## WRITTEN TASK:
Each line below is to be written out in full, exactly as shown.

## AVAILABLE DATA:
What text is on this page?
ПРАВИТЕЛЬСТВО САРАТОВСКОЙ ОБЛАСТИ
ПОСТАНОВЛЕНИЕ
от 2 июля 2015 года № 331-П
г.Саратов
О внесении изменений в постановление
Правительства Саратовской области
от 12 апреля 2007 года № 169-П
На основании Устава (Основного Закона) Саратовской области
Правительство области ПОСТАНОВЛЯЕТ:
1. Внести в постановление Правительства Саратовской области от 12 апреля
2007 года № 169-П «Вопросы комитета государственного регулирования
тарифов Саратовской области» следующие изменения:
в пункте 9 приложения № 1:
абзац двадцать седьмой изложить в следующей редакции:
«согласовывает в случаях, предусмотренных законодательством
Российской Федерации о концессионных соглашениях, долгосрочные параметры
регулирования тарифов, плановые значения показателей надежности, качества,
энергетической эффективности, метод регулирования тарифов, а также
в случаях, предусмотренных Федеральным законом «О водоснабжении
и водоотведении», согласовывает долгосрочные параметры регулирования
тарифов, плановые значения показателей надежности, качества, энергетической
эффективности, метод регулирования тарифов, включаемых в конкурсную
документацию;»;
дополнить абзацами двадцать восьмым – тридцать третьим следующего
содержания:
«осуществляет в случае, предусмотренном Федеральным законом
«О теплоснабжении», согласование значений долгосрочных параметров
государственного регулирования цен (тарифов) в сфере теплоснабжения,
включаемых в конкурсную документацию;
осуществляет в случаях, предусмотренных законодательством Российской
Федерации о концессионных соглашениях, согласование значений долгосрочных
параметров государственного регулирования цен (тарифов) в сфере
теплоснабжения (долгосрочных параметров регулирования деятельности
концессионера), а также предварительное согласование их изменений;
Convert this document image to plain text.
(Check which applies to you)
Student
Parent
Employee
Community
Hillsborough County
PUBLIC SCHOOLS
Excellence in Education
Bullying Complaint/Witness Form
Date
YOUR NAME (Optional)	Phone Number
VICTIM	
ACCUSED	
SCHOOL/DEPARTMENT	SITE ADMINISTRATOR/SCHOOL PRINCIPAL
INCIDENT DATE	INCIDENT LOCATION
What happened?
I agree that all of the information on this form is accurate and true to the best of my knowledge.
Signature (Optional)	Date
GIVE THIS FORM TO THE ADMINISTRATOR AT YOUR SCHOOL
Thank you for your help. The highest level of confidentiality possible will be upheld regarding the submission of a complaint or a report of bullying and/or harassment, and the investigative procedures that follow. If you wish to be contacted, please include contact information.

## EXERCISE OUTPUT:
What text is on this page?
ПРАВИТЕЛЬСТВО САРАТОВСКОЙ ОБЛАСТИ
ПОСТАНОВЛЕНИЕ
от 2 июля 2015 года № 331-П
г.Саратов
О внесении изменений в постановление
Правительства Саратовской области
от 12 апреля 2007 года № 169-П
На основании Устава (Основного Закона) Саратовской области
Правительство области ПОСТАНОВЛЯЕТ:
1. Внести в постановление Правительства Саратовской области от 12 апреля
2007 года № 169-П «Вопросы комитета государственного регулирования
тарифов Саратовской области» следующие изменения:
в пункте 9 приложения № 1:
абзац двадцать седьмой изложить в следующей редакции:
«согласовывает в случаях, предусмотренных законодательством
Российской Федерации о концессионных соглашениях, долгосрочные параметры
регулирования тарифов, плановые значения показателей надежности, качества,
энергетической эффективности, метод регулирования тарифов, а также
в случаях, предусмотренных Федеральным законом «О водоснабжении
и водоотведении», согласовывает долгосрочные параметры регулирования
тарифов, плановые значения показателей надежности, качества, энергетической
эффективности, метод регулирования тарифов, включаемых в конкурсную
документацию;»;
дополнить абзацами двадцать восьмым – тридцать третьим следующего
содержания:
«осуществляет в случае, предусмотренном Федеральным законом
«О теплоснабжении», согласование значений долгосрочных параметров
государственного регулирования цен (тарифов) в сфере теплоснабжения,
включаемых в конкурсную документацию;
осуществляет в случаях, предусмотренных законодательством Российской
Федерации о концессионных соглашениях, согласование значений долгосрочных
параметров государственного регулирования цен (тарифов) в сфере
теплоснабжения (долгосрочных параметров регулирования деятельности
концессионера), а также предварительное согласование их изменений;
Convert this document image to plain text.
(Check which applies to you)
Student
Parent
Employee
Community
Hillsborough County
PUBLIC SCHOOLS
Excellence in Education
Bullying Complaint/Witness Form
Date
YOUR NAME (Optional)	Phone Number
VICTIM	
ACCUSED	
SCHOOL/DEPARTMENT	SITE ADMINISTRATOR/SCHOOL PRINCIPAL
INCIDENT DATE	INCIDENT LOCATION
What happened?
I agree that all of the information on this form is accurate and true to the best of my knowledge.
Signature (Optional)	Date
GIVE THIS FORM TO THE ADMINISTRATOR AT YOUR SCHOOL
Thank you for your help. The highest level of confidentiality possible will be upheld regarding the submission of a complaint or a report of bullying and/or harassment, and the investigative procedures that follow. If you wish to be contacted, please include contact information.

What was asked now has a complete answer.